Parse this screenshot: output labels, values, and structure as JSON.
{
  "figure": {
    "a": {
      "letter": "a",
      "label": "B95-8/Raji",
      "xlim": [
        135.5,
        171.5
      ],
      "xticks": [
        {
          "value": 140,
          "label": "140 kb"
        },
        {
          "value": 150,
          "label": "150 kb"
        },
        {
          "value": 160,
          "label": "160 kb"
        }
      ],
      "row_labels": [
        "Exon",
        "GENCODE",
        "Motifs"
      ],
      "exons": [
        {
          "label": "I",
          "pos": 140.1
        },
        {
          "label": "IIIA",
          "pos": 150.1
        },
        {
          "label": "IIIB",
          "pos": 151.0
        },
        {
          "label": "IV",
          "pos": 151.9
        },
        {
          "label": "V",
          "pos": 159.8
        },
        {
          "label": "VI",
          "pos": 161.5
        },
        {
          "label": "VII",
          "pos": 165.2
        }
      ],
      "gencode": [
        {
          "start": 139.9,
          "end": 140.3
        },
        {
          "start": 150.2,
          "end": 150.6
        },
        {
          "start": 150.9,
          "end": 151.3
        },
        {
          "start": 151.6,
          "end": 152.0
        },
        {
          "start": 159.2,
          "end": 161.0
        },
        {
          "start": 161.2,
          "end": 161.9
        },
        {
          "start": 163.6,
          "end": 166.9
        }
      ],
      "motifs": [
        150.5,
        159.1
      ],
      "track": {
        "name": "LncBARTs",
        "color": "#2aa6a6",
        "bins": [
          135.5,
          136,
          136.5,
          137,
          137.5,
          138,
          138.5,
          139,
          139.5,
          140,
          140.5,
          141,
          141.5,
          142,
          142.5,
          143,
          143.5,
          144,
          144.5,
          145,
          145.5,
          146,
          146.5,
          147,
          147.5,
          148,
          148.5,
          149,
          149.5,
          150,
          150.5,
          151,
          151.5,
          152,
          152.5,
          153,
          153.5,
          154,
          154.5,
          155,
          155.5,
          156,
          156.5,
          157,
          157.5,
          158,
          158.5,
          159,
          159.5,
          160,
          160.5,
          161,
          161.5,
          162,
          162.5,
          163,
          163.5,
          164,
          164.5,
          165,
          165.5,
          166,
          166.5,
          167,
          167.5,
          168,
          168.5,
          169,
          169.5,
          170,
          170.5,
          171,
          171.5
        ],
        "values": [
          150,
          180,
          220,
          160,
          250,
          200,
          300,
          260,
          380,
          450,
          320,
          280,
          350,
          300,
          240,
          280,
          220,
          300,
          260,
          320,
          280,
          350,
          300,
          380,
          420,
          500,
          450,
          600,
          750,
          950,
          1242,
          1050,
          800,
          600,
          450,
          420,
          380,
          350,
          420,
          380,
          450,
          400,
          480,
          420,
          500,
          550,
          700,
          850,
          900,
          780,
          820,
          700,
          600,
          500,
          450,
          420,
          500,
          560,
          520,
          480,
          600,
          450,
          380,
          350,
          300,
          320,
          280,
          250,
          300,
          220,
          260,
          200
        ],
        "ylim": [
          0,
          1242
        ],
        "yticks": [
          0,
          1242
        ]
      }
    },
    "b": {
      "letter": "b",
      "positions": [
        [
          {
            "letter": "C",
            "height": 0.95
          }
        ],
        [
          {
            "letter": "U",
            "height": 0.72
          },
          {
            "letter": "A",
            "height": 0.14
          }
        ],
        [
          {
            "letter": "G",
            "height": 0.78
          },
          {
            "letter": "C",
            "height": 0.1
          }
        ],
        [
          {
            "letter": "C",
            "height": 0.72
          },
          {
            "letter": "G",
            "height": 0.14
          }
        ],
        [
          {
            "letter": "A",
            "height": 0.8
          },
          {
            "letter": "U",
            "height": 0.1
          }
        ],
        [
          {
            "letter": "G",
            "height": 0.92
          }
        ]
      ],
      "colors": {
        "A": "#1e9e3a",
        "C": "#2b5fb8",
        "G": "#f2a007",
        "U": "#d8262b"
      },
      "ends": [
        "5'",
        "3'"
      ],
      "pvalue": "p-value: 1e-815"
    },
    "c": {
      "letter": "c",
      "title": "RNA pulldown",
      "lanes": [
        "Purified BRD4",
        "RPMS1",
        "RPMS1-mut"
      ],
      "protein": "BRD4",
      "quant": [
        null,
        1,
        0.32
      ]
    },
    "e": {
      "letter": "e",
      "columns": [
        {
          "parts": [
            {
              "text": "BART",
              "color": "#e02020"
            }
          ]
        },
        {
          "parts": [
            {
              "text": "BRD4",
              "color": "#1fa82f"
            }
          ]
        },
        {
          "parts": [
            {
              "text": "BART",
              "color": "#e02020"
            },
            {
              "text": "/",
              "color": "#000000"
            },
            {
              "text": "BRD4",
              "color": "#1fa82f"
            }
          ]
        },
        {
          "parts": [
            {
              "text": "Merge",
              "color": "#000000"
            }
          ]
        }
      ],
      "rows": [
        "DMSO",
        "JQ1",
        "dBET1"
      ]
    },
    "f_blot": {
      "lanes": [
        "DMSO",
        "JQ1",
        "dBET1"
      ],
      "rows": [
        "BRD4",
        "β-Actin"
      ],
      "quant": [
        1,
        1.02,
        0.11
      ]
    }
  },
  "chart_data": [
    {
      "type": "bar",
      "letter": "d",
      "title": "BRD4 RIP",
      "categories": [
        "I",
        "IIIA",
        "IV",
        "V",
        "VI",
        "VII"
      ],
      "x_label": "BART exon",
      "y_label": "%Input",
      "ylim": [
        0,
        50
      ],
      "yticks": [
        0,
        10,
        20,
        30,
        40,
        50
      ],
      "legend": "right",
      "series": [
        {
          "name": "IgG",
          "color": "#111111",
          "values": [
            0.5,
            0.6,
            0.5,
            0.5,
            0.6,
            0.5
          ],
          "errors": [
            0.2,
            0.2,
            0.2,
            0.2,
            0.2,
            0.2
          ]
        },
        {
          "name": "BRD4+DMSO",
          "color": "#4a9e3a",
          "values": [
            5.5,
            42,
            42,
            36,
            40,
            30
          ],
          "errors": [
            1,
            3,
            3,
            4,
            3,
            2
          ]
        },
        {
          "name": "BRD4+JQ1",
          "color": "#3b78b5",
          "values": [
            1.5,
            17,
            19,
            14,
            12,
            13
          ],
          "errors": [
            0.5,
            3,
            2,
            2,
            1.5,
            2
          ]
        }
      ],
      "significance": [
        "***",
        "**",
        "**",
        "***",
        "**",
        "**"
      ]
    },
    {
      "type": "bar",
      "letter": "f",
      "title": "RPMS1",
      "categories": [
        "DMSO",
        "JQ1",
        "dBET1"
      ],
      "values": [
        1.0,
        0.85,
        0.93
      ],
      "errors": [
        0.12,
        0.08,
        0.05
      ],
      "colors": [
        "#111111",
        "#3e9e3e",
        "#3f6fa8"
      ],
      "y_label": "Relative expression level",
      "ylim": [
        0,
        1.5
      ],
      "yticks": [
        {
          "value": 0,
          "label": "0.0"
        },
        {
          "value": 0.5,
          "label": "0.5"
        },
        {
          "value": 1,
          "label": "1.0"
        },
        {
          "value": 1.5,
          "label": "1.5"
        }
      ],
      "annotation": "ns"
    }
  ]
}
^^^^^^^^
*What to work on:* Would you give the data above again, exactly as written?

*Solution to the problem:*
Parse this screenshot: output labels, values, and structure as JSON.
{
  "figure": {
    "a": {
      "letter": "a",
      "label": "B95-8/Raji",
      "xlim": [
        135.5,
        171.5
      ],
      "xticks": [
        {
          "value": 140,
          "label": "140 kb"
        },
        {
          "value": 150,
          "label": "150 kb"
        },
        {
          "value": 160,
          "label": "160 kb"
        }
      ],
      "row_labels": [
        "Exon",
        "GENCODE",
        "Motifs"
      ],
      "exons": [
        {
          "label": "I",
          "pos": 140.1
        },
        {
          "label": "IIIA",
          "pos": 150.1
        },
        {
          "label": "IIIB",
          "pos": 151.0
        },
        {
          "label": "IV",
          "pos": 151.9
        },
        {
          "label": "V",
          "pos": 159.8
        },
        {
          "label": "VI",
          "pos": 161.5
        },
        {
          "label": "VII",
          "pos": 165.2
        }
      ],
      "gencode": [
        {
          "start": 139.9,
          "end": 140.3
        },
        {
          "start": 150.2,
          "end": 150.6
        },
        {
          "start": 150.9,
          "end": 151.3
        },
        {
          "start": 151.6,
          "end": 152.0
        },
        {
          "start": 159.2,
          "end": 161.0
        },
        {
          "start": 161.2,
          "end": 161.9
        },
        {
          "start": 163.6,
          "end": 166.9
        }
      ],
      "motifs": [
        150.5,
        159.1
      ],
      "track": {
        "name": "LncBARTs",
        "color": "#2aa6a6",
        "bins": [
          135.5,
          136,
          136.5,
          137,
          137.5,
          138,
          138.5,
          139,
          139.5,
          140,
          140.5,
          141,
          141.5,
          142,
          142.5,
          143,
          143.5,
          144,
          144.5,
          145,
          145.5,
          146,
          146.5,
          147,
          147.5,
          148,
          148.5,
          149,
          149.5,
          150,
          150.5,
          151,
          151.5,
          152,
          152.5,
          153,
          153.5,
          154,
          154.5,
          155,
          155.5,
          156,
          156.5,
          157,
          157.5,
          158,
          158.5,
          159,
          159.5,
          160,
          160.5,
          161,
          161.5,
          162,
          162.5,
          163,
          163.5,
          164,
          164.5,
          165,
          165.5,
          166,
          166.5,
          167,
          167.5,
          168,
          168.5,
          169,
          169.5,
          170,
          170.5,
          171,
          171.5
        ],
        "values": [
          150,
          180,
          220,
          160,
          250,
          200,
          300,
          260,
          380,
          450,
          320,
          280,
          350,
          300,
          240,
          280,
          220,
          300,
          260,
          320,
          280,
          350,
          300,
          380,
          420,
          500,
          450,
          600,
          750,
          950,
          1242,
          1050,
          800,
          600,
          450,
          420,
          380,
          350,
          420,
          380,
          450,
          400,
          480,
          420,
          500,
          550,
          700,
          850,
          900,
          780,
          820,
          700,
          600,
          500,
          450,
          420,
          500,
          560,
          520,
          480,
          600,
          450,
          380,
          350,
          300,
          320,
          280,
          250,
          300,
          220,
          260,
          200
        ],
        "ylim": [
          0,
          1242
        ],
        "yticks": [
          0,
          1242
        ]
      }
    },
    "b": {
      "letter": "b",
      "positions": [
        [
          {
            "letter": "C",
            "height": 0.95
          }
        ],
        [
          {
            "letter": "U",
            "height": 0.72
          },
          {
            "letter": "A",
            "height": 0.14
          }
        ],
        [
          {
            "letter": "G",
            "height": 0.78
          },
          {
            "letter": "C",
            "height": 0.1
          }
        ],
        [
          {
            "letter": "C",
            "height": 0.72
          },
          {
            "letter": "G",
            "height": 0.14
          }
        ],
        [
          {
            "letter": "A",
            "height": 0.8
          },
          {
            "letter": "U",
            "height": 0.1
          }
        ],
        [
          {
            "letter": "G",
            "height": 0.92
          }
        ]
      ],
      "colors": {
        "A": "#1e9e3a",
        "C": "#2b5fb8",
        "G": "#f2a007",
        "U": "#d8262b"
      },
      "ends": [
        "5'",
        "3'"
      ],
      "pvalue": "p-value: 1e-815"
    },
    "c": {
      "letter": "c",
      "title": "RNA pulldown",
      "lanes": [
        "Purified BRD4",
        "RPMS1",
        "RPMS1-mut"
      ],
      "protein": "BRD4",
      "quant": [
        null,
        1,
        0.32
      ]
    },
    "e": {
      "letter": "e",
      "columns": [
        {
          "parts": [
            {
              "text": "BART",
              "color": "#e02020"
            }
          ]
        },
        {
          "parts": [
            {
              "text": "BRD4",
              "color": "#1fa82f"
            }
          ]
        },
        {
          "parts": [
            {
              "text": "BART",
              "color": "#e02020"
            },
            {
              "text": "/",
              "color": "#000000"
            },
            {
              "text": "BRD4",
              "color": "#1fa82f"
            }
          ]
        },
        {
          "parts": [
            {
              "text": "Merge",
              "color": "#000000"
            }
          ]
        }
      ],
      "rows": [
        "DMSO",
        "JQ1",
        "dBET1"
      ]
    },
    "f_blot": {
      "lanes": [
        "DMSO",
        "JQ1",
        "dBET1"
      ],
      "rows": [
        "BRD4",
        "β-Actin"
      ],
      "quant": [
        1,
        1.02,
        0.11
      ]
    }
  },
  "chart_data": [
    {
      "type": "bar",
      "letter": "d",
      "title": "BRD4 RIP",
      "categories": [
        "I",
        "IIIA",
        "IV",
        "V",
        "VI",
        "VII"
      ],
      "x_label": "BART exon",
      "y_label": "%Input",
      "ylim": [
        0,
        50
      ],
      "yticks": [
        0,
        10,
        20,
        30,
        40,
        50
      ],
      "legend": "right",
      "series": [
        {
          "name": "IgG",
          "color": "#111111",
          "values": [
            0.5,
            0.6,
            0.5,
            0.5,
            0.6,
            0.5
          ],
          "errors": [
            0.2,
            0.2,
            0.2,
            0.2,
            0.2,
            0.2
          ]
        },
        {
          "name": "BRD4+DMSO",
          "color": "#4a9e3a",
          "values": [
            5.5,
            42,
            42,
            36,
            40,
            30
          ],
          "errors": [
            1,
            3,
            3,
            4,
            3,
            2
          ]
        },
        {
          "name": "BRD4+JQ1",
          "color": "#3b78b5",
          "values": [
            1.5,
            17,
            19,
            14,
            12,
            13
          ],
          "errors": [
            0.5,
            3,
            2,
            2,
            1.5,
            2
          ]
        }
      ],
      "significance": [
        "***",
        "**",
        "**",
        "***",
        "**",
        "**"
      ]
    },
    {
      "type": "bar",
      "letter": "f",
      "title": "RPMS1",
      "categories": [
        "DMSO",
        "JQ1",
        "dBET1"
      ],
      "values": [
        1.0,
        0.85,
        0.93
      ],
      "errors": [
        0.12,
        0.08,
        0.05
      ],
      "colors": [
        "#111111",
        "#3e9e3e",
        "#3f6fa8"
      ],
      "y_label": "Relative expression level",
      "ylim": [
        0,
        1.5
      ],
      "yticks": [
        {
          "value": 0,
          "label": "0.0"
        },
        {
          "value": 0.5,
          "label": "0.5"
        },
        {
          "value": 1,
          "label": "1.0"
        },
        {
          "value": 1.5,
          "label": "1.5"
        }
      ],
      "annotation": "ns"
    }
  ]
}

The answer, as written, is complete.